Written instruction:
In the data below, find every line that has the string "color", and copy it.

Recorded information:

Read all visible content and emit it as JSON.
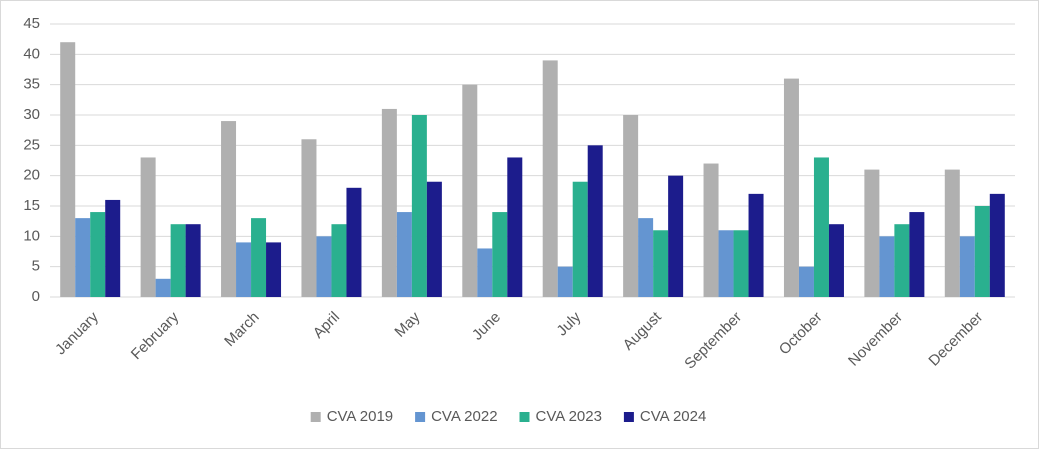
{
  "chart_data": {
    "type": "bar",
    "categories": [
      "January",
      "February",
      "March",
      "April",
      "May",
      "June",
      "July",
      "August",
      "September",
      "October",
      "November",
      "December"
    ],
    "series": [
      {
        "name": "CVA 2019",
        "color": "#b0b0b0",
        "values": [
          42,
          23,
          29,
          26,
          31,
          35,
          39,
          30,
          22,
          36,
          21,
          21
        ]
      },
      {
        "name": "CVA 2022",
        "color": "#6495d1",
        "values": [
          13,
          3,
          9,
          10,
          14,
          8,
          5,
          13,
          11,
          5,
          10,
          10
        ]
      },
      {
        "name": "CVA 2023",
        "color": "#2ab08f",
        "values": [
          14,
          12,
          13,
          12,
          30,
          14,
          19,
          11,
          11,
          23,
          12,
          15
        ]
      },
      {
        "name": "CVA 2024",
        "color": "#1c1c8c",
        "values": [
          16,
          12,
          9,
          18,
          19,
          23,
          25,
          20,
          17,
          12,
          14,
          17
        ]
      }
    ],
    "ylim": [
      0,
      45
    ],
    "yticks": [
      0,
      5,
      10,
      15,
      20,
      25,
      30,
      35,
      40,
      45
    ],
    "grid": true,
    "legend": "bottom"
  }
}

Written solution:
        "color": "#b0b0b0",
        "color": "#6495d1",
        "color": "#2ab08f",
        "color": "#1c1c8c",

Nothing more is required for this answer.